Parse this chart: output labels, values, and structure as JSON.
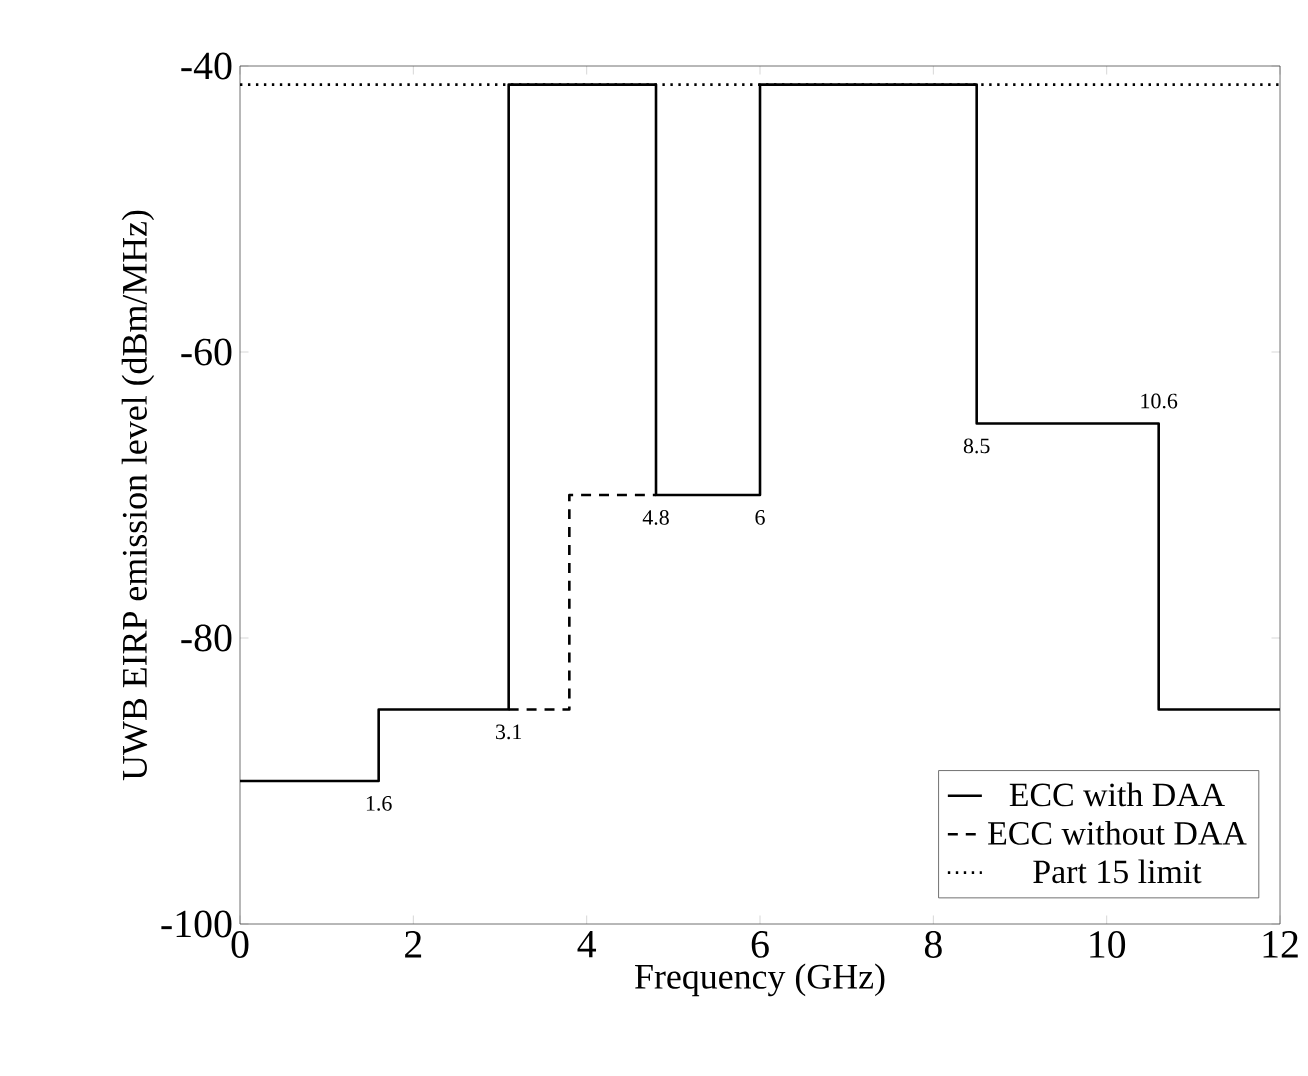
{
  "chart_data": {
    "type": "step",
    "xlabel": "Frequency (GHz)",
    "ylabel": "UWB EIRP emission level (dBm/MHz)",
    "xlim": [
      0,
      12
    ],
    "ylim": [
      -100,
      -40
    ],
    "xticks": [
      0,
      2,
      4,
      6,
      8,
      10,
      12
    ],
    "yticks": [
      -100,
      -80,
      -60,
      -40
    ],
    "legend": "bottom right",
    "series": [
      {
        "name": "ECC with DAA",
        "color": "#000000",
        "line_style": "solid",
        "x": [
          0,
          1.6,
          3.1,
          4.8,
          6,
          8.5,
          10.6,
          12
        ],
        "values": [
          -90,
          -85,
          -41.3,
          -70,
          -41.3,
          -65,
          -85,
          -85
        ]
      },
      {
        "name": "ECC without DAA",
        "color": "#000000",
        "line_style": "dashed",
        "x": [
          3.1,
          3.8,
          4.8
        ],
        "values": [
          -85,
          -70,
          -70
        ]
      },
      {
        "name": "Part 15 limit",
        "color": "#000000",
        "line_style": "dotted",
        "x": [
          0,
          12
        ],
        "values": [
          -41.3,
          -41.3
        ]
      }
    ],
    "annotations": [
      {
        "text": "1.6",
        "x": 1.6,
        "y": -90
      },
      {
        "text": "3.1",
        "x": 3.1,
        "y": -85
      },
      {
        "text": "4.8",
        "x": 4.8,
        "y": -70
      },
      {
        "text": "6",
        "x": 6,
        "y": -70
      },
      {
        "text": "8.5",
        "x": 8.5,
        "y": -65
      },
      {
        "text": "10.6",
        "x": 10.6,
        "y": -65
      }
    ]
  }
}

# # # # # # #

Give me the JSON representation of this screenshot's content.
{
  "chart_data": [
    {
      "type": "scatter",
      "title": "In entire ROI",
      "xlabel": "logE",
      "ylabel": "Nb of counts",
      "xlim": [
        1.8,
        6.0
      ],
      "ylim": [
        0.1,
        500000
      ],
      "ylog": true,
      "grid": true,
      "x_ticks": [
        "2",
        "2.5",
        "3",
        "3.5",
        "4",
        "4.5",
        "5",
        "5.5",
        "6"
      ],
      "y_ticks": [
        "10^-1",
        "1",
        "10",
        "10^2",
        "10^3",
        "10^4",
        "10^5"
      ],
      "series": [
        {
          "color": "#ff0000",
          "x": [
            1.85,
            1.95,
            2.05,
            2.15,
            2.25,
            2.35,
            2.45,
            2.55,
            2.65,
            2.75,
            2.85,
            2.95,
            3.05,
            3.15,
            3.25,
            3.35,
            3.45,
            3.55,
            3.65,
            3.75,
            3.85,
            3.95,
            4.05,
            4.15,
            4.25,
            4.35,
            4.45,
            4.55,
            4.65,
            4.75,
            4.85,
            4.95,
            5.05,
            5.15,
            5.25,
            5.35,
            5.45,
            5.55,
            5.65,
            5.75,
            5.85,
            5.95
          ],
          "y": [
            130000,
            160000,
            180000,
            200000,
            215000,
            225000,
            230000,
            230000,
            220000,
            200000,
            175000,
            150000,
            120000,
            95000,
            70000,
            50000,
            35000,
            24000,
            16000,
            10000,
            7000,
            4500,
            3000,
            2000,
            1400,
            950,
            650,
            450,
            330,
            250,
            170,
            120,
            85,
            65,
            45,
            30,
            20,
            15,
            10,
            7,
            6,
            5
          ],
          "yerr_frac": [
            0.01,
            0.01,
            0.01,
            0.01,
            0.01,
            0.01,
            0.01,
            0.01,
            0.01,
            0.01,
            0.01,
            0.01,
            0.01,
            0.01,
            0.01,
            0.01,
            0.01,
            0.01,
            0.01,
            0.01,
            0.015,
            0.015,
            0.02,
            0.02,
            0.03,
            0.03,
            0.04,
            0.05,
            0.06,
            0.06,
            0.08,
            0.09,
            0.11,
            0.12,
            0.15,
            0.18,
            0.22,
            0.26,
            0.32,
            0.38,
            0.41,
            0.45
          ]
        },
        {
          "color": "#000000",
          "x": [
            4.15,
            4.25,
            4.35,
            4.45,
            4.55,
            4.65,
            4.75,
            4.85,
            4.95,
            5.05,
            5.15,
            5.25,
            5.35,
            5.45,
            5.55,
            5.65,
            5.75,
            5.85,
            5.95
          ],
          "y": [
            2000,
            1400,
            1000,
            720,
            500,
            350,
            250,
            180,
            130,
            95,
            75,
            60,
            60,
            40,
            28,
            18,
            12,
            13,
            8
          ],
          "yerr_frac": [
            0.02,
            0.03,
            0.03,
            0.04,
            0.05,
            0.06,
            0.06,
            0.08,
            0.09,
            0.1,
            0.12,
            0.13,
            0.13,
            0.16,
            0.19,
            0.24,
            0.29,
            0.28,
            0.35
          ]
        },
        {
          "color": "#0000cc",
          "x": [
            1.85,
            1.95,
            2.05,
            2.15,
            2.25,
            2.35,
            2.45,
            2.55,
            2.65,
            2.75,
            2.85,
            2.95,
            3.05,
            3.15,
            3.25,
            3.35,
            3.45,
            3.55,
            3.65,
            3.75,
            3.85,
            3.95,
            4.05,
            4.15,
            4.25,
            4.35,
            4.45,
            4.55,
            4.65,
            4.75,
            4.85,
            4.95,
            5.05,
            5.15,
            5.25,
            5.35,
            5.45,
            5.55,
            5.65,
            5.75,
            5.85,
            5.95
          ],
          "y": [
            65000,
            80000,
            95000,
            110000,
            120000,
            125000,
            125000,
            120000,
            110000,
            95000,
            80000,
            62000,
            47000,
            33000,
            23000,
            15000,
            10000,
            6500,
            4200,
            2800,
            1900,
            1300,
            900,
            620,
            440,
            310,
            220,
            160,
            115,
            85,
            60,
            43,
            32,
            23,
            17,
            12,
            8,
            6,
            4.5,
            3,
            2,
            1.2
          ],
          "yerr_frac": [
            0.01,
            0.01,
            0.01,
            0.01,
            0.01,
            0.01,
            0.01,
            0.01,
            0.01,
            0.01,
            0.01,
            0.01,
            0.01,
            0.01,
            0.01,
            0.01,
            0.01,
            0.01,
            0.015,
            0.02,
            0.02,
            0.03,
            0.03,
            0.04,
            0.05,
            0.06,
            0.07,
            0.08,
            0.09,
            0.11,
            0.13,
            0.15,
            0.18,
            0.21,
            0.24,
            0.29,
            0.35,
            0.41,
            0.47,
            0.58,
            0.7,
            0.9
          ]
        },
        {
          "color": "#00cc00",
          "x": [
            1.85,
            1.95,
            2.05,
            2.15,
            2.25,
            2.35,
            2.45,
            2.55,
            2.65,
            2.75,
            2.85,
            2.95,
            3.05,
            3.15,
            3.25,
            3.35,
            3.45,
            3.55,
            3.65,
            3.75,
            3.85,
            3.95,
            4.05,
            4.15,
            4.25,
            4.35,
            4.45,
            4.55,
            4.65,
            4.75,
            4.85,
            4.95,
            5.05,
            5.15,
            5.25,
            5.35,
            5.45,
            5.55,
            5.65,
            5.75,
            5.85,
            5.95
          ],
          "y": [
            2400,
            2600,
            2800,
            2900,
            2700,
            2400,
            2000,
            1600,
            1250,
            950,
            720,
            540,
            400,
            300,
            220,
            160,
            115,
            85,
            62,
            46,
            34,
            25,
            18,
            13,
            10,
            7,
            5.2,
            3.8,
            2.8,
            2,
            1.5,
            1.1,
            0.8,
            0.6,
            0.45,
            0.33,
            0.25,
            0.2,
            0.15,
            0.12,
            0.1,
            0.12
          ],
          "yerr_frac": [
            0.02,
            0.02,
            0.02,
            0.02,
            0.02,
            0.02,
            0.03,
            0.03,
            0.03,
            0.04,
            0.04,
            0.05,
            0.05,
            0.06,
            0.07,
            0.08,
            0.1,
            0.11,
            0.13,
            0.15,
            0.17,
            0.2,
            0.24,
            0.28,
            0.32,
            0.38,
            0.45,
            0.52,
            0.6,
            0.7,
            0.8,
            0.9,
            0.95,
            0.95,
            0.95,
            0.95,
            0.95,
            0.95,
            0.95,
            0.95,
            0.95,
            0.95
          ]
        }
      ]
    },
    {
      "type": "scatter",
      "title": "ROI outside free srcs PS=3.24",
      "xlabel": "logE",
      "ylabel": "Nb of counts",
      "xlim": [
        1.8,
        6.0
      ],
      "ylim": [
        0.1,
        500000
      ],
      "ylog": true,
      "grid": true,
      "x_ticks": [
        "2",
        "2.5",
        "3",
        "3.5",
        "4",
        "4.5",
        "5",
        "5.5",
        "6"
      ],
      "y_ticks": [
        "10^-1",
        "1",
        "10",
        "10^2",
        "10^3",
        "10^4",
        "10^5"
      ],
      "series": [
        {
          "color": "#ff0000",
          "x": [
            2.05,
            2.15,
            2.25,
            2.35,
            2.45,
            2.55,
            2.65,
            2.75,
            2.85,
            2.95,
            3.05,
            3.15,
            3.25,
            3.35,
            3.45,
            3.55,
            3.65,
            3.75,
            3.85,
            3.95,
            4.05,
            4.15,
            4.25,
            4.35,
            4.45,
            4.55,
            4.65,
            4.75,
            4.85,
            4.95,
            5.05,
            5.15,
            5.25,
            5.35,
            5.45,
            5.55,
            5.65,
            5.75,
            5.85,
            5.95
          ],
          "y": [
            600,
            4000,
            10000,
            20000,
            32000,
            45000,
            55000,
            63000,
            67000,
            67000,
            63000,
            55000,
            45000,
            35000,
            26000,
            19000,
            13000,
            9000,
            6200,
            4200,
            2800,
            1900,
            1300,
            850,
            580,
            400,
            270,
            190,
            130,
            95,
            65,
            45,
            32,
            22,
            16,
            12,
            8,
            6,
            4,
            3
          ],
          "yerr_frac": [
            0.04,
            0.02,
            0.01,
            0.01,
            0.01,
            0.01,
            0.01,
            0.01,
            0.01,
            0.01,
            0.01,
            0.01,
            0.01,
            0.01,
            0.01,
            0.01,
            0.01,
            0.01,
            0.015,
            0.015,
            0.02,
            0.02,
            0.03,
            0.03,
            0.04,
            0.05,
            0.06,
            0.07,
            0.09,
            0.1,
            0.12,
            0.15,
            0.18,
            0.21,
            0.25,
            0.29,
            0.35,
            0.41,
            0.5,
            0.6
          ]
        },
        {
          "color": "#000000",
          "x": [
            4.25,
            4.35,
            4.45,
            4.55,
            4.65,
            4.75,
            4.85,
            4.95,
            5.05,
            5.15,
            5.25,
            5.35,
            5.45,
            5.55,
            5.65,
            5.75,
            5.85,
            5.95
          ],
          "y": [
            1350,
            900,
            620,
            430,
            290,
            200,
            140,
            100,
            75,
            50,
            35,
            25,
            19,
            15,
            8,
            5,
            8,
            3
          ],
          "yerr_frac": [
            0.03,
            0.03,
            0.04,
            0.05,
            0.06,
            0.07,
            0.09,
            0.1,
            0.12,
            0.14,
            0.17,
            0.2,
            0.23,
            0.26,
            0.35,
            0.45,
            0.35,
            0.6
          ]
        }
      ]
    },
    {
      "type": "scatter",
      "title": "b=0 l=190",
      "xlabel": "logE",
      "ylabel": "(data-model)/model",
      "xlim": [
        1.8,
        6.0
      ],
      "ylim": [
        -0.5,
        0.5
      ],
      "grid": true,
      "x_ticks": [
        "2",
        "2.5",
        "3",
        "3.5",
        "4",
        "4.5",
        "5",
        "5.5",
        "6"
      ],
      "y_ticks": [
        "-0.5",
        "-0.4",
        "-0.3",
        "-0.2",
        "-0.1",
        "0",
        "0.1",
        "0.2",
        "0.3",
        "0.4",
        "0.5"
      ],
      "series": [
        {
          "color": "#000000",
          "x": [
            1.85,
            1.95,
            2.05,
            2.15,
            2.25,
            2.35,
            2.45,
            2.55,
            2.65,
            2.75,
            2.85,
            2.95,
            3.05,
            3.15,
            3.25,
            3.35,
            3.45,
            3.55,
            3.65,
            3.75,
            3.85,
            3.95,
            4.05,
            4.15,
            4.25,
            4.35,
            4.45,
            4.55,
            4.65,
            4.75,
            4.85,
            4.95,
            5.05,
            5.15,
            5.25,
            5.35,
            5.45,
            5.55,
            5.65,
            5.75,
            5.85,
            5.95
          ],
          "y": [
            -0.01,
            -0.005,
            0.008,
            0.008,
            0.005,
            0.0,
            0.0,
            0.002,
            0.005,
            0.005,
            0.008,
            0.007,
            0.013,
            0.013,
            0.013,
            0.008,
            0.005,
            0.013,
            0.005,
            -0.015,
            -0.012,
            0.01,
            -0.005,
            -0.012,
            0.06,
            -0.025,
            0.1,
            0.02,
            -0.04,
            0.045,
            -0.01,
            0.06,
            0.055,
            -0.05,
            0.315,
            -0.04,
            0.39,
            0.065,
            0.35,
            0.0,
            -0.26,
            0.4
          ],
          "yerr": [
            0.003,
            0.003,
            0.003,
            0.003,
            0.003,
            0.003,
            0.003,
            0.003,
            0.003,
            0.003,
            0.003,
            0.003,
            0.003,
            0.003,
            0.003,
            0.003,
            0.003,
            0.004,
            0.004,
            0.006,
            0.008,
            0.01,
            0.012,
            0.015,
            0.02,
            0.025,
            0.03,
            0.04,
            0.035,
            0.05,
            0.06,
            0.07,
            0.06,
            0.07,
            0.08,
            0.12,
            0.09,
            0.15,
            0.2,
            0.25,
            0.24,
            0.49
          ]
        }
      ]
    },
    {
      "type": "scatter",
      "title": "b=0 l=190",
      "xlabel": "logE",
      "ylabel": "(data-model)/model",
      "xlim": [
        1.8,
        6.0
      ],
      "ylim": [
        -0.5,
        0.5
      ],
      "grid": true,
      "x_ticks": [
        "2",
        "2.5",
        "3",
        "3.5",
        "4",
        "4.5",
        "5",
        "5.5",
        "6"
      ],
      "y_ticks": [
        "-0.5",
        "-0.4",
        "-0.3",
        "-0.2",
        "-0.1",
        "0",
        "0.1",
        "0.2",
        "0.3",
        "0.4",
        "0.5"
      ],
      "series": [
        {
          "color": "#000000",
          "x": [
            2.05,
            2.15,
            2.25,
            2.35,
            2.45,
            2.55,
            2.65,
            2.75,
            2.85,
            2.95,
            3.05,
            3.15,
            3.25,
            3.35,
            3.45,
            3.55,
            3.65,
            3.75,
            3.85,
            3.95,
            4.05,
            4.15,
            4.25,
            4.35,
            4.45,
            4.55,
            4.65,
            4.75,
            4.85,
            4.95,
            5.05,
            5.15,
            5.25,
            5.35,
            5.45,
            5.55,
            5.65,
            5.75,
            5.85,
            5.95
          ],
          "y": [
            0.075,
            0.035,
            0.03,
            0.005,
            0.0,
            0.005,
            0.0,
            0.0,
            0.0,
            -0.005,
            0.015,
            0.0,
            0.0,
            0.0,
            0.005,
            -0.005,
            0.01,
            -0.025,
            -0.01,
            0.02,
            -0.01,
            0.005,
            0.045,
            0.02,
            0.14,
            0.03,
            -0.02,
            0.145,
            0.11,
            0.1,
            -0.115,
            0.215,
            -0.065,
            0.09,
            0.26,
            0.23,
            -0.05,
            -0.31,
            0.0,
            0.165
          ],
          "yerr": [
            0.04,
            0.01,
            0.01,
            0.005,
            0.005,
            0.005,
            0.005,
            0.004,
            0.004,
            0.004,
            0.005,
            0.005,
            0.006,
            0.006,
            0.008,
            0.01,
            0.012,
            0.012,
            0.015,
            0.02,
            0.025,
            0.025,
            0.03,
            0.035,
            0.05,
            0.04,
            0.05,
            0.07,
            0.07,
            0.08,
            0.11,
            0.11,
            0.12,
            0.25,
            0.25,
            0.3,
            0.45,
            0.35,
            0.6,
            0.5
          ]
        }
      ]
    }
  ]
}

# # # # # # #

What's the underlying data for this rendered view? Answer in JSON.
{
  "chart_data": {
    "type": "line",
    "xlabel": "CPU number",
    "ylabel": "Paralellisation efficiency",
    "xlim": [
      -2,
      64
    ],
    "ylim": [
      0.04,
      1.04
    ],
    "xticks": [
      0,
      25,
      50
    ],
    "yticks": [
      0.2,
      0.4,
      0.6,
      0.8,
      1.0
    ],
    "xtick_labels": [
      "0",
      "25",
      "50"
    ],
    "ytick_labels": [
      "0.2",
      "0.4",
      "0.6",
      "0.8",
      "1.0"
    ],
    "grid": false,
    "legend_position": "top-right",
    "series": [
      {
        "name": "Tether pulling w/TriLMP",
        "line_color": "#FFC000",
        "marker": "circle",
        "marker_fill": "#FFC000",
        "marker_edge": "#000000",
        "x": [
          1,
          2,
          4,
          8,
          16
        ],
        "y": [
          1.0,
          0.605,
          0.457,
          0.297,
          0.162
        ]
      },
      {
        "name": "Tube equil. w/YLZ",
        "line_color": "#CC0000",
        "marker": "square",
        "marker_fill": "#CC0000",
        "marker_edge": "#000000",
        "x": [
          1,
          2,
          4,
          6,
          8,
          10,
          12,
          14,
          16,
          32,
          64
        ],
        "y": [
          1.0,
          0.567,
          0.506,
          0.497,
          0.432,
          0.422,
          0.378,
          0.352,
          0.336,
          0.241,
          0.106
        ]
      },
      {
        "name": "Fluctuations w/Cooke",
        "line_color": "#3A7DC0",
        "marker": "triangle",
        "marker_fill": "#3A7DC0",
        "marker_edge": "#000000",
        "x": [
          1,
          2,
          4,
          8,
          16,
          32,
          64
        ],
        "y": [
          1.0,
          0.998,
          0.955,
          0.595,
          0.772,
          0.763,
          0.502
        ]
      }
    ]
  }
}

# # # # # # #

▶ What is being asked
Return from the data every line that holds "JSON".

▶ Solution below
Parse this chart: output labels, values, and structure as JSON.
Give me the JSON representation of this screenshot's content.
What's the underlying data for this rendered view? Answer in JSON.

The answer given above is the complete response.